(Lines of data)
------------------------------
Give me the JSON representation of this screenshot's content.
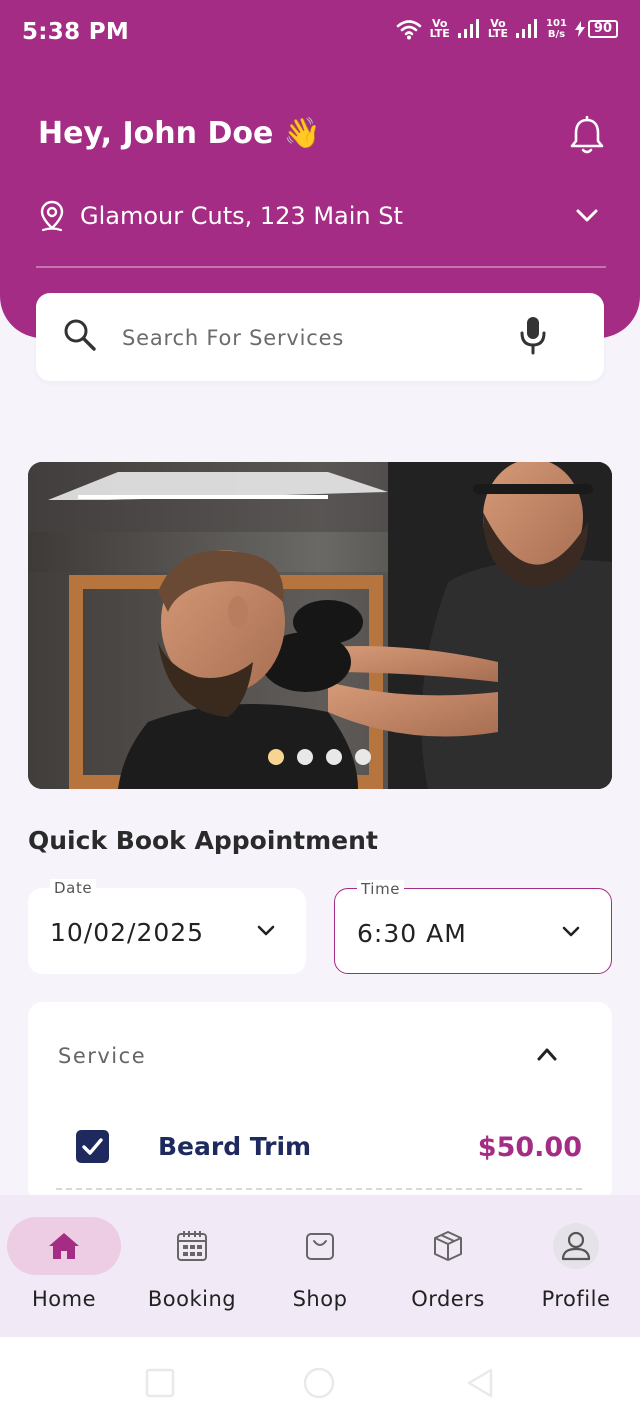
{
  "status_bar": {
    "time": "5:38 PM",
    "signal1": "Vo\nLTE",
    "signal2": "Vo\nLTE",
    "speed_value": "101",
    "speed_unit": "B/s",
    "battery": "90"
  },
  "header": {
    "greeting": "Hey, John Doe 👋",
    "location": "Glamour Cuts, 123 Main St"
  },
  "search": {
    "placeholder": "Search For Services"
  },
  "banner": {
    "slides": 4,
    "active_slide": 1
  },
  "quick_book": {
    "title": "Quick Book Appointment",
    "date_label": "Date",
    "date_value": "10/02/2025",
    "time_label": "Time",
    "time_value": "6:30 AM"
  },
  "service": {
    "label": "Service",
    "items": [
      {
        "name": "Beard Trim",
        "price": "$50.00",
        "checked": true
      }
    ]
  },
  "bottom_nav": {
    "items": [
      {
        "label": "Home",
        "icon": "home-icon",
        "active": true
      },
      {
        "label": "Booking",
        "icon": "calendar-icon",
        "active": false
      },
      {
        "label": "Shop",
        "icon": "shopping-bag-icon",
        "active": false
      },
      {
        "label": "Orders",
        "icon": "box-icon",
        "active": false
      },
      {
        "label": "Profile",
        "icon": "user-icon",
        "active": false
      }
    ]
  },
  "colors": {
    "brand": "#a52c84",
    "navy": "#1e2a5e",
    "background": "#f6f3fb",
    "nav_bg": "#f1eaf6",
    "nav_active": "#eccde4"
  }
}
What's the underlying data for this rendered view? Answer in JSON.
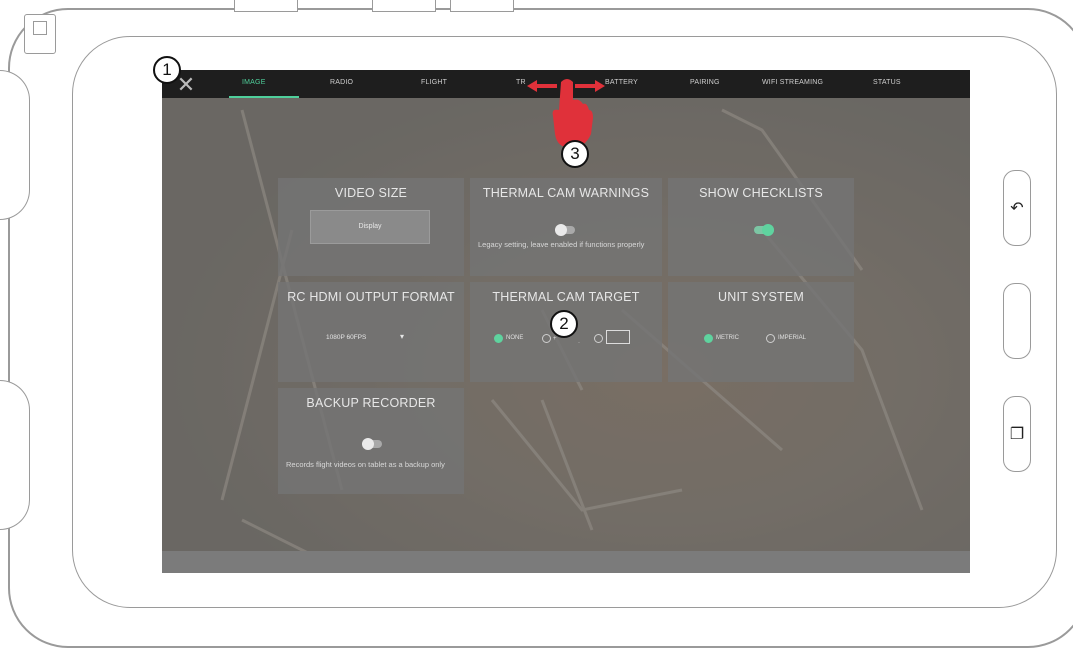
{
  "tabs": [
    {
      "label": "IMAGE",
      "active": true
    },
    {
      "label": "RADIO"
    },
    {
      "label": "FLIGHT"
    },
    {
      "label": "TR"
    },
    {
      "label": "BATTERY"
    },
    {
      "label": "PAIRING"
    },
    {
      "label": "WIFI STREAMING"
    },
    {
      "label": "STATUS"
    }
  ],
  "panels": {
    "video_size": {
      "title": "VIDEO SIZE",
      "value": "Display"
    },
    "thermal_warnings": {
      "title": "THERMAL CAM WARNINGS",
      "toggle_state": "off",
      "description": "Legacy setting, leave enabled if functions properly"
    },
    "show_checklists": {
      "title": "SHOW CHECKLISTS",
      "toggle_state": "on"
    },
    "rc_hdmi": {
      "title": "RC HDMI OUTPUT FORMAT",
      "value": "1080P 60FPS"
    },
    "thermal_target": {
      "title": "THERMAL CAM TARGET",
      "options": [
        "NONE",
        "",
        ""
      ]
    },
    "unit_system": {
      "title": "UNIT SYSTEM",
      "options": [
        "METRIC",
        "IMPERIAL"
      ],
      "selected": "METRIC"
    },
    "backup_recorder": {
      "title": "BACKUP RECORDER",
      "toggle_state": "off",
      "description": "Records flight videos on tablet as a backup only"
    }
  },
  "callouts": [
    "1",
    "2",
    "3"
  ],
  "colors": {
    "accent": "#4fcf9b",
    "topbar": "#1e1e1e",
    "gesture": "#e0313a"
  },
  "icons": {
    "close": "close-icon",
    "swipe": "swipe-gesture-icon",
    "back": "back-icon",
    "recents": "recents-icon"
  }
}
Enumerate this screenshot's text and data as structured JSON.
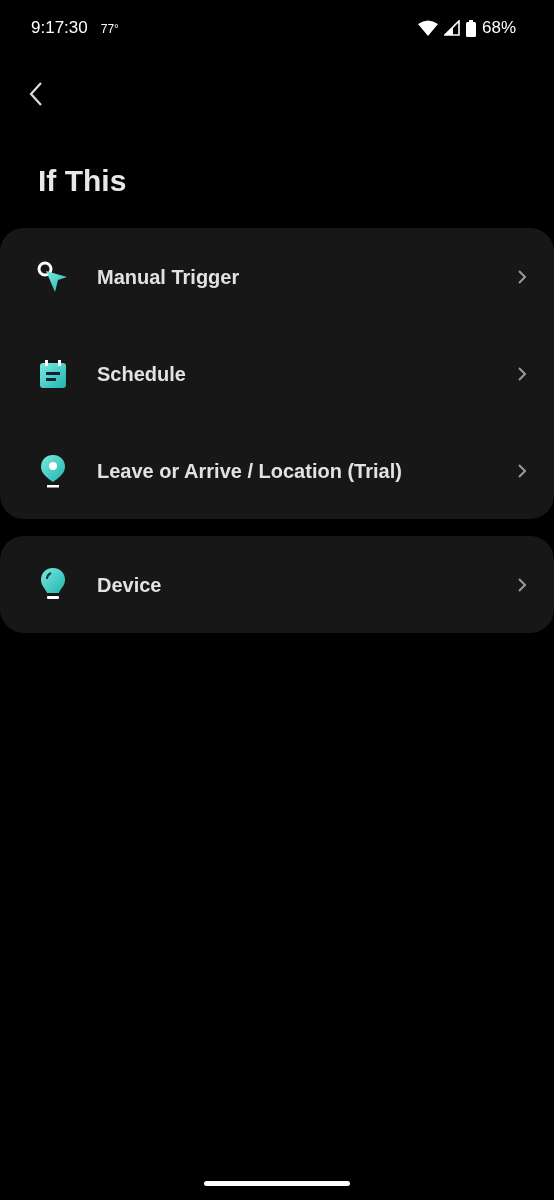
{
  "status_bar": {
    "time": "9:17:30",
    "temperature": "77°",
    "battery": "68%"
  },
  "title": "If This",
  "groups": [
    {
      "items": [
        {
          "kind": "manual",
          "label": "Manual Trigger"
        },
        {
          "kind": "schedule",
          "label": "Schedule"
        },
        {
          "kind": "location",
          "label": "Leave or Arrive / Location (Trial)"
        }
      ]
    },
    {
      "items": [
        {
          "kind": "device",
          "label": "Device"
        }
      ]
    }
  ]
}
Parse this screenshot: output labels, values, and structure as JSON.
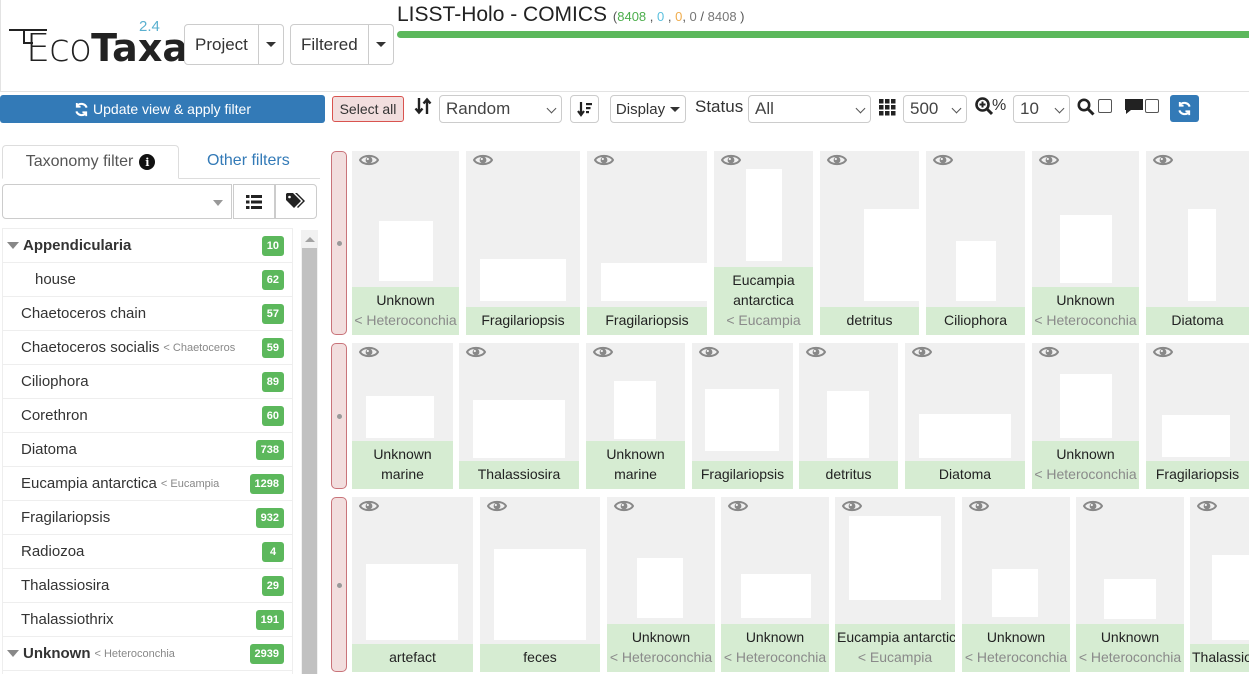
{
  "app": {
    "name_light": "Eco",
    "name_bold": "Taxa",
    "version": "2.4"
  },
  "header": {
    "project_button": "Project",
    "filtered_button": "Filtered",
    "project_title": "LISST-Holo - COMICS",
    "stats": {
      "validated": "8408",
      "predicted": "0",
      "dubious": "0",
      "unclassified": "0",
      "total": "8408"
    },
    "progress_fraction": 1.0
  },
  "toolbar": {
    "update_button": "Update view & apply filter",
    "select_all_button": "Select all",
    "sort_value": "Random",
    "display_button": "Display",
    "status_label": "Status",
    "status_value": "All",
    "page_size_value": "500",
    "zoom_label": "%",
    "zoom_value": "10"
  },
  "left_panel": {
    "tab_taxonomy": "Taxonomy filter",
    "tab_other": "Other filters",
    "taxonomy_input_value": "",
    "tree": [
      {
        "name": "Appendicularia",
        "parent": "",
        "count": "10",
        "bold": true,
        "expanded": true,
        "indent": 0
      },
      {
        "name": "house",
        "parent": "",
        "count": "62",
        "bold": false,
        "expanded": false,
        "indent": 1
      },
      {
        "name": "Chaetoceros chain",
        "parent": "",
        "count": "57",
        "bold": false,
        "expanded": false,
        "indent": 0
      },
      {
        "name": "Chaetoceros socialis",
        "parent": "< Chaetoceros",
        "count": "59",
        "bold": false,
        "expanded": false,
        "indent": 0
      },
      {
        "name": "Ciliophora",
        "parent": "",
        "count": "89",
        "bold": false,
        "expanded": false,
        "indent": 0
      },
      {
        "name": "Corethron",
        "parent": "",
        "count": "60",
        "bold": false,
        "expanded": false,
        "indent": 0
      },
      {
        "name": "Diatoma",
        "parent": "",
        "count": "738",
        "bold": false,
        "expanded": false,
        "indent": 0
      },
      {
        "name": "Eucampia antarctica",
        "parent": "< Eucampia",
        "count": "1298",
        "bold": false,
        "expanded": false,
        "indent": 0
      },
      {
        "name": "Fragilariopsis",
        "parent": "",
        "count": "932",
        "bold": false,
        "expanded": false,
        "indent": 0
      },
      {
        "name": "Radiozoa",
        "parent": "",
        "count": "4",
        "bold": false,
        "expanded": false,
        "indent": 0
      },
      {
        "name": "Thalassiosira",
        "parent": "",
        "count": "29",
        "bold": false,
        "expanded": false,
        "indent": 0
      },
      {
        "name": "Thalassiothrix",
        "parent": "",
        "count": "191",
        "bold": false,
        "expanded": false,
        "indent": 0
      },
      {
        "name": "Unknown",
        "parent": "< Heteroconchia",
        "count": "2939",
        "bold": true,
        "expanded": true,
        "indent": 0
      }
    ]
  },
  "grid": {
    "rows": [
      [
        {
          "label": "Unknown",
          "sub": "< Heteroconchia"
        },
        {
          "label": "Fragilariopsis",
          "sub": ""
        },
        {
          "label": "Fragilariopsis",
          "sub": ""
        },
        {
          "label": "Eucampia antarctica",
          "sub": "< Eucampia"
        },
        {
          "label": "detritus",
          "sub": ""
        },
        {
          "label": "Ciliophora",
          "sub": ""
        },
        {
          "label": "Unknown",
          "sub": "< Heteroconchia"
        },
        {
          "label": "Diatoma",
          "sub": ""
        }
      ],
      [
        {
          "label": "Unknown marine",
          "sub": ""
        },
        {
          "label": "Thalassiosira",
          "sub": ""
        },
        {
          "label": "Unknown marine",
          "sub": ""
        },
        {
          "label": "Fragilariopsis",
          "sub": ""
        },
        {
          "label": "detritus",
          "sub": ""
        },
        {
          "label": "Diatoma",
          "sub": ""
        },
        {
          "label": "Unknown",
          "sub": "< Heteroconchia"
        },
        {
          "label": "Fragilariopsis",
          "sub": ""
        }
      ],
      [
        {
          "label": "artefact",
          "sub": ""
        },
        {
          "label": "feces",
          "sub": ""
        },
        {
          "label": "Unknown",
          "sub": "< Heteroconchia"
        },
        {
          "label": "Unknown",
          "sub": "< Heteroconchia"
        },
        {
          "label": "Eucampia antarctica",
          "sub": "< Eucampia"
        },
        {
          "label": "Unknown",
          "sub": "< Heteroconchia"
        },
        {
          "label": "Unknown",
          "sub": "< Heteroconchia"
        },
        {
          "label": "Thalassiothrix",
          "sub": ""
        }
      ]
    ]
  },
  "colors": {
    "primary": "#337ab7",
    "validated": "#5cb85c",
    "caption_bg": "#d6ecd2",
    "select_all_bg": "#f2dede"
  }
}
------------------------------
[PROBLEM STATEMENT] Show each line of the listing that holds the string "JSON".

[RESPONSE]
Give me the JSON representation of this screenshot's content.
What's the underlying data for this rendered view? Answer in JSON.
Enumerate this screenshot's text and data as structured JSON.
Parse this screenshot: output labels, values, and structure as JSON.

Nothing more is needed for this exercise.